Brief:
Copy the records line for line, beginning with the first line and stopping after the line that contains "data-point[interactable] <box>130 170". Include both of those lines.

•••

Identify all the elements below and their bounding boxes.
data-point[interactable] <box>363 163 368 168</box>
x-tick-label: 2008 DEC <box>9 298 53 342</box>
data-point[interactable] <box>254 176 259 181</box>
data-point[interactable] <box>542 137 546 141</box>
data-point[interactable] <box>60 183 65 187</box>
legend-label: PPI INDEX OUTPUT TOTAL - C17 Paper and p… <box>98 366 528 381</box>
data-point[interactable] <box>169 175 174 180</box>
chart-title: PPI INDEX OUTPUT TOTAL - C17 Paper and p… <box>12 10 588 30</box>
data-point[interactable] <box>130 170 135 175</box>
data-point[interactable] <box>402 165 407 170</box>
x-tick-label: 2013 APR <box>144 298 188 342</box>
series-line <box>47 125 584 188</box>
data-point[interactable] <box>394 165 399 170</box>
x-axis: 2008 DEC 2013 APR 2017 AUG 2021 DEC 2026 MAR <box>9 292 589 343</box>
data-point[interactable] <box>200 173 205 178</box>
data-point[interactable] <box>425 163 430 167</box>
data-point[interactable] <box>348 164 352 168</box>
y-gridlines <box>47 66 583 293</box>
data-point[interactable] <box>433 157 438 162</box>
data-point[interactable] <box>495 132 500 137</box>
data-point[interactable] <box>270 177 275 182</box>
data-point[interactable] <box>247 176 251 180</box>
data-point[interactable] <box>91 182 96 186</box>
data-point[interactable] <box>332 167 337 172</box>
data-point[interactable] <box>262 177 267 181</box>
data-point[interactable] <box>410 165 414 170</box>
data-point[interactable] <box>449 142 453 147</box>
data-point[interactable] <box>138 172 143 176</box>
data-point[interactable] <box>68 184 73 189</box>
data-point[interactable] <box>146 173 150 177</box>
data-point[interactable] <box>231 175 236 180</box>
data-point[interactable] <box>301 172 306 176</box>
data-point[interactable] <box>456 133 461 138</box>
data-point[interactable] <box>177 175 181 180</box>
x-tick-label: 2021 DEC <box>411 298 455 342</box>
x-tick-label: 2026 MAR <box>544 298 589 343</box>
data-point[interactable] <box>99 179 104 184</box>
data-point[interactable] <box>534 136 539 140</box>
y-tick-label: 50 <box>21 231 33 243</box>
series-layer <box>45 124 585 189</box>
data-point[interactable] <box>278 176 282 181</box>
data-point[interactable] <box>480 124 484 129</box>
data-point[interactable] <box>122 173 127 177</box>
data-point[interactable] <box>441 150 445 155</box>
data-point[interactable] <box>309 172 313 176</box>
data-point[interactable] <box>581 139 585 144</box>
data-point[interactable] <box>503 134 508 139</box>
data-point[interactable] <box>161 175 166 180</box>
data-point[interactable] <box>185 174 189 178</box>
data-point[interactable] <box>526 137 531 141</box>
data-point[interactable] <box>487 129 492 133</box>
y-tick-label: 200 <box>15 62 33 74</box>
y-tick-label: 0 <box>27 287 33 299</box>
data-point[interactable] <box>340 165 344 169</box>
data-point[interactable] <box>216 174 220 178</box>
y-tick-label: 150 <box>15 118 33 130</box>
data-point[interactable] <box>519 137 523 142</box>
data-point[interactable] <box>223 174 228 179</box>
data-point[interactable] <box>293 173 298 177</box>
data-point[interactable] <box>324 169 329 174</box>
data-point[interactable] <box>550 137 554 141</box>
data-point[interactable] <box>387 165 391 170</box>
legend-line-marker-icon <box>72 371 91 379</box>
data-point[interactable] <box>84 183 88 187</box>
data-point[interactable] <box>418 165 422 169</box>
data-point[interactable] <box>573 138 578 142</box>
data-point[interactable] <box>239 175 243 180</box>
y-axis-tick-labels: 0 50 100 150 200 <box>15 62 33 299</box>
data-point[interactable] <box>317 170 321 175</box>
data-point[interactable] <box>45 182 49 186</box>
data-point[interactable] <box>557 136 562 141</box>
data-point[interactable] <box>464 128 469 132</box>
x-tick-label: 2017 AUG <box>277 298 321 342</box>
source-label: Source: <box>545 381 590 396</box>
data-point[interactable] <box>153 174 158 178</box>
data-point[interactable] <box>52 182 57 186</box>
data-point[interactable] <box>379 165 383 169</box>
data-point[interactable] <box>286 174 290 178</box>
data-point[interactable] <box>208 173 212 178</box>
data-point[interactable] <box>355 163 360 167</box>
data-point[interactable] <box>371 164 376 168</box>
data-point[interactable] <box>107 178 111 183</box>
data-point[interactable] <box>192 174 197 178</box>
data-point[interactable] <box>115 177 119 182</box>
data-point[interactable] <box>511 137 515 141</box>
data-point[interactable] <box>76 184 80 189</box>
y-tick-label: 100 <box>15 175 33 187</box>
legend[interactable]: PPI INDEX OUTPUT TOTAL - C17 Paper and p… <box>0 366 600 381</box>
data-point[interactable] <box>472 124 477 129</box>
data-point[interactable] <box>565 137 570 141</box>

•••

Output of the exercise:
Identify all the elements below and their bounding boxes.
data-point[interactable] <box>363 163 368 168</box>
x-tick-label: 2008 DEC <box>9 298 53 342</box>
data-point[interactable] <box>254 176 259 181</box>
data-point[interactable] <box>542 137 546 141</box>
data-point[interactable] <box>60 183 65 187</box>
legend-label: PPI INDEX OUTPUT TOTAL - C17 Paper and p… <box>98 366 528 381</box>
data-point[interactable] <box>169 175 174 180</box>
chart-title: PPI INDEX OUTPUT TOTAL - C17 Paper and p… <box>12 10 588 30</box>
data-point[interactable] <box>130 170 135 175</box>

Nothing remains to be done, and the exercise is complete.